[Records about charts and figures]
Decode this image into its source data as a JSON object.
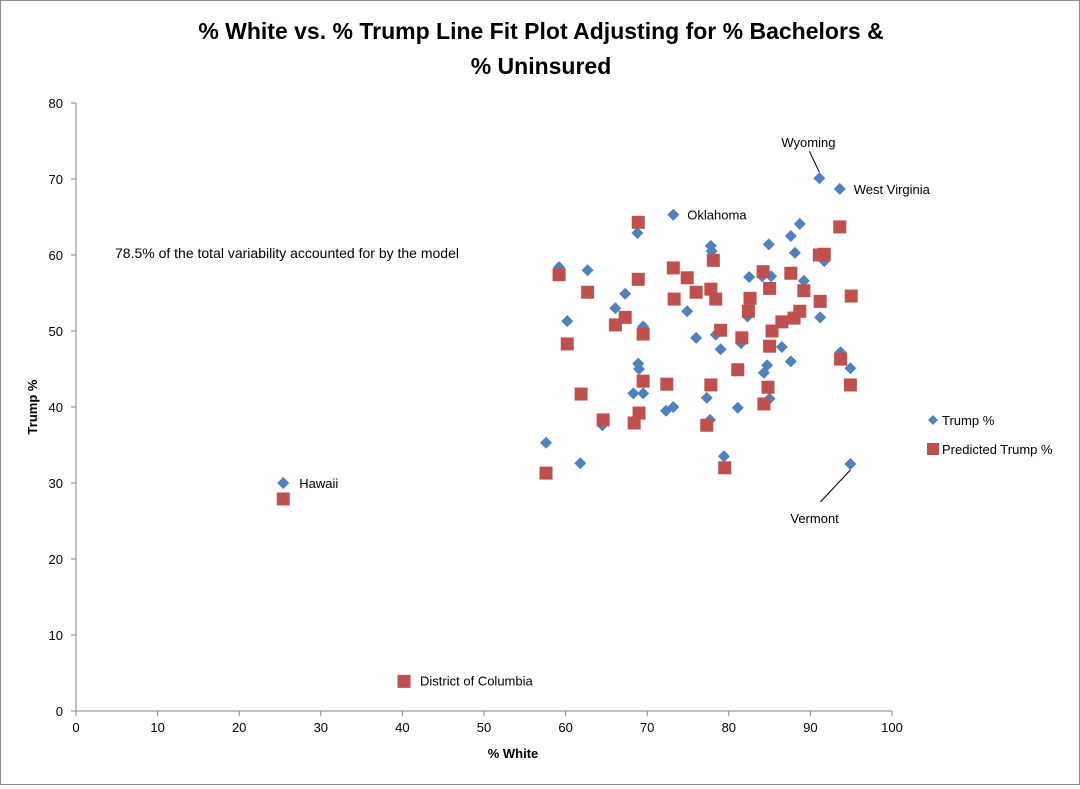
{
  "chart_data": {
    "type": "scatter",
    "title": "% White  vs. % Trump Line Fit Plot Adjusting for % Bachelors & % Uninsured",
    "title_lines": [
      "% White  vs. % Trump Line Fit Plot Adjusting for % Bachelors &",
      "% Uninsured"
    ],
    "xlabel": "% White",
    "ylabel": "Trump %",
    "xlim": [
      0,
      100
    ],
    "ylim": [
      0,
      80
    ],
    "xticks": [
      0,
      10,
      20,
      30,
      40,
      50,
      60,
      70,
      80,
      90,
      100
    ],
    "yticks": [
      0,
      10,
      20,
      30,
      40,
      50,
      60,
      70,
      80
    ],
    "grid": false,
    "legend_position": "right",
    "annotation": "78.5% of the total variability accounted for by the model",
    "series": [
      {
        "name": "Trump %",
        "marker": "diamond",
        "color": "#4f81bd",
        "points": [
          {
            "x": 25.4,
            "y": 30.0,
            "label": "Hawaii"
          },
          {
            "x": 40.2,
            "y": 4.0,
            "label": "District of Columbia"
          },
          {
            "x": 91.1,
            "y": 70.1,
            "label": "Wyoming"
          },
          {
            "x": 93.6,
            "y": 68.7,
            "label": "West Virginia"
          },
          {
            "x": 73.2,
            "y": 65.3,
            "label": "Oklahoma"
          },
          {
            "x": 94.9,
            "y": 32.5,
            "label": "Vermont"
          },
          {
            "x": 57.6,
            "y": 35.3
          },
          {
            "x": 59.2,
            "y": 58.4
          },
          {
            "x": 60.2,
            "y": 51.3
          },
          {
            "x": 61.8,
            "y": 32.6
          },
          {
            "x": 62.7,
            "y": 58.0
          },
          {
            "x": 64.5,
            "y": 37.6
          },
          {
            "x": 66.1,
            "y": 53.0
          },
          {
            "x": 67.3,
            "y": 54.9
          },
          {
            "x": 68.3,
            "y": 41.8
          },
          {
            "x": 68.8,
            "y": 62.9
          },
          {
            "x": 68.9,
            "y": 45.7
          },
          {
            "x": 69.0,
            "y": 45.0
          },
          {
            "x": 69.5,
            "y": 41.8
          },
          {
            "x": 69.5,
            "y": 50.6
          },
          {
            "x": 72.3,
            "y": 39.5
          },
          {
            "x": 73.2,
            "y": 40.0
          },
          {
            "x": 74.9,
            "y": 52.6
          },
          {
            "x": 76.0,
            "y": 49.1
          },
          {
            "x": 77.3,
            "y": 41.2
          },
          {
            "x": 77.7,
            "y": 38.3
          },
          {
            "x": 77.8,
            "y": 61.2
          },
          {
            "x": 77.9,
            "y": 60.5
          },
          {
            "x": 78.4,
            "y": 49.5
          },
          {
            "x": 79.0,
            "y": 47.6
          },
          {
            "x": 79.4,
            "y": 33.5
          },
          {
            "x": 81.1,
            "y": 39.9
          },
          {
            "x": 81.5,
            "y": 48.4
          },
          {
            "x": 82.3,
            "y": 51.9
          },
          {
            "x": 82.5,
            "y": 57.1
          },
          {
            "x": 84.1,
            "y": 57.2
          },
          {
            "x": 84.3,
            "y": 44.5
          },
          {
            "x": 84.7,
            "y": 45.5
          },
          {
            "x": 84.9,
            "y": 61.4
          },
          {
            "x": 85.0,
            "y": 41.1
          },
          {
            "x": 85.2,
            "y": 57.2
          },
          {
            "x": 86.5,
            "y": 47.9
          },
          {
            "x": 87.6,
            "y": 62.5
          },
          {
            "x": 87.6,
            "y": 46.0
          },
          {
            "x": 88.1,
            "y": 60.3
          },
          {
            "x": 88.7,
            "y": 64.1
          },
          {
            "x": 89.2,
            "y": 56.6
          },
          {
            "x": 91.2,
            "y": 51.8
          },
          {
            "x": 91.7,
            "y": 59.2
          },
          {
            "x": 93.7,
            "y": 47.2
          },
          {
            "x": 94.9,
            "y": 45.1
          }
        ]
      },
      {
        "name": "Predicted Trump %",
        "marker": "square",
        "color": "#c0504d",
        "points": [
          {
            "x": 25.4,
            "y": 27.9
          },
          {
            "x": 40.2,
            "y": 3.9
          },
          {
            "x": 57.6,
            "y": 31.3
          },
          {
            "x": 59.2,
            "y": 57.4
          },
          {
            "x": 60.2,
            "y": 48.3
          },
          {
            "x": 61.9,
            "y": 41.7
          },
          {
            "x": 62.7,
            "y": 55.1
          },
          {
            "x": 64.6,
            "y": 38.3
          },
          {
            "x": 66.1,
            "y": 50.8
          },
          {
            "x": 67.3,
            "y": 51.8
          },
          {
            "x": 68.4,
            "y": 37.9
          },
          {
            "x": 68.9,
            "y": 64.3
          },
          {
            "x": 68.9,
            "y": 56.8
          },
          {
            "x": 69.0,
            "y": 39.2
          },
          {
            "x": 69.5,
            "y": 49.6
          },
          {
            "x": 69.5,
            "y": 43.4
          },
          {
            "x": 72.4,
            "y": 43.0
          },
          {
            "x": 73.2,
            "y": 58.3
          },
          {
            "x": 73.3,
            "y": 54.2
          },
          {
            "x": 74.9,
            "y": 57.0
          },
          {
            "x": 76.0,
            "y": 55.1
          },
          {
            "x": 77.3,
            "y": 37.6
          },
          {
            "x": 77.8,
            "y": 55.5
          },
          {
            "x": 77.8,
            "y": 42.9
          },
          {
            "x": 78.1,
            "y": 59.3
          },
          {
            "x": 78.4,
            "y": 54.2
          },
          {
            "x": 79.0,
            "y": 50.1
          },
          {
            "x": 79.5,
            "y": 32.0
          },
          {
            "x": 81.1,
            "y": 44.9
          },
          {
            "x": 81.6,
            "y": 49.1
          },
          {
            "x": 82.4,
            "y": 52.6
          },
          {
            "x": 82.6,
            "y": 54.3
          },
          {
            "x": 84.2,
            "y": 57.8
          },
          {
            "x": 84.3,
            "y": 40.4
          },
          {
            "x": 84.8,
            "y": 42.6
          },
          {
            "x": 85.0,
            "y": 55.6
          },
          {
            "x": 85.0,
            "y": 48.0
          },
          {
            "x": 85.3,
            "y": 50.0
          },
          {
            "x": 86.5,
            "y": 51.2
          },
          {
            "x": 87.6,
            "y": 57.6
          },
          {
            "x": 88.0,
            "y": 51.7
          },
          {
            "x": 88.7,
            "y": 52.6
          },
          {
            "x": 89.2,
            "y": 55.3
          },
          {
            "x": 91.1,
            "y": 60.0
          },
          {
            "x": 91.2,
            "y": 53.9
          },
          {
            "x": 91.7,
            "y": 60.1
          },
          {
            "x": 93.6,
            "y": 63.7
          },
          {
            "x": 93.7,
            "y": 46.3
          },
          {
            "x": 94.9,
            "y": 42.9
          },
          {
            "x": 95.0,
            "y": 54.6
          }
        ]
      }
    ]
  }
}
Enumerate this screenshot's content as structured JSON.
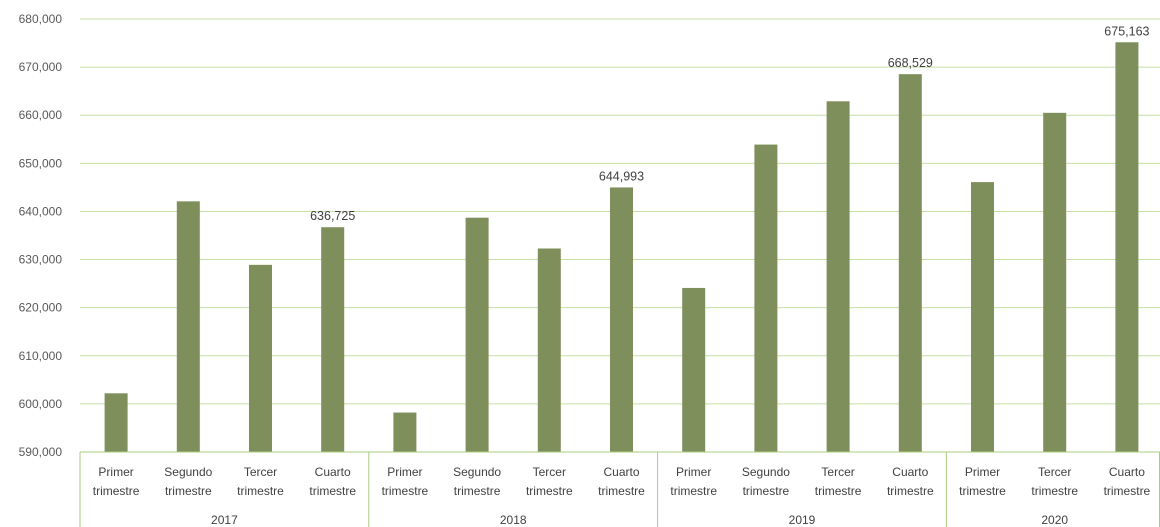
{
  "chart_data": {
    "type": "bar",
    "title": "",
    "xlabel": "",
    "ylabel": "",
    "ylim": [
      590000,
      680000
    ],
    "y_ticks": [
      "590,000",
      "600,000",
      "610,000",
      "620,000",
      "630,000",
      "640,000",
      "650,000",
      "660,000",
      "670,000",
      "680,000"
    ],
    "grid": true,
    "color": "#7f8f5b",
    "gridline_color": "#c6dfa3",
    "groups": [
      {
        "name": "2017",
        "items": [
          {
            "label": [
              "Primer",
              "trimestre"
            ],
            "value": 602200,
            "data_label": ""
          },
          {
            "label": [
              "Segundo",
              "trimestre"
            ],
            "value": 642100,
            "data_label": ""
          },
          {
            "label": [
              "Tercer",
              "trimestre"
            ],
            "value": 628900,
            "data_label": ""
          },
          {
            "label": [
              "Cuarto",
              "trimestre"
            ],
            "value": 636725,
            "data_label": "636,725"
          }
        ]
      },
      {
        "name": "2018",
        "items": [
          {
            "label": [
              "Primer",
              "trimestre"
            ],
            "value": 598200,
            "data_label": ""
          },
          {
            "label": [
              "Segundo",
              "trimestre"
            ],
            "value": 638700,
            "data_label": ""
          },
          {
            "label": [
              "Tercer",
              "trimestre"
            ],
            "value": 632300,
            "data_label": ""
          },
          {
            "label": [
              "Cuarto",
              "trimestre"
            ],
            "value": 644993,
            "data_label": "644,993"
          }
        ]
      },
      {
        "name": "2019",
        "items": [
          {
            "label": [
              "Primer",
              "trimestre"
            ],
            "value": 624100,
            "data_label": ""
          },
          {
            "label": [
              "Segundo",
              "trimestre"
            ],
            "value": 653900,
            "data_label": ""
          },
          {
            "label": [
              "Tercer",
              "trimestre"
            ],
            "value": 662900,
            "data_label": ""
          },
          {
            "label": [
              "Cuarto",
              "trimestre"
            ],
            "value": 668529,
            "data_label": "668,529"
          }
        ]
      },
      {
        "name": "2020",
        "items": [
          {
            "label": [
              "Primer",
              "trimestre"
            ],
            "value": 646100,
            "data_label": ""
          },
          {
            "label": [
              "Tercer",
              "trimestre"
            ],
            "value": 660500,
            "data_label": ""
          },
          {
            "label": [
              "Cuarto",
              "trimestre"
            ],
            "value": 675163,
            "data_label": "675,163"
          }
        ]
      }
    ]
  }
}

### REQUIRED WORK
Look through the listing above. Pick out each line with "White" and copy it.

### IN RESPONSE
    "title": "% White  vs. % Trump Line Fit Plot Adjusting for % Bachelors & % Uninsured",
      "% White  vs. % Trump Line Fit Plot Adjusting for % Bachelors &",
    "xlabel": "% White",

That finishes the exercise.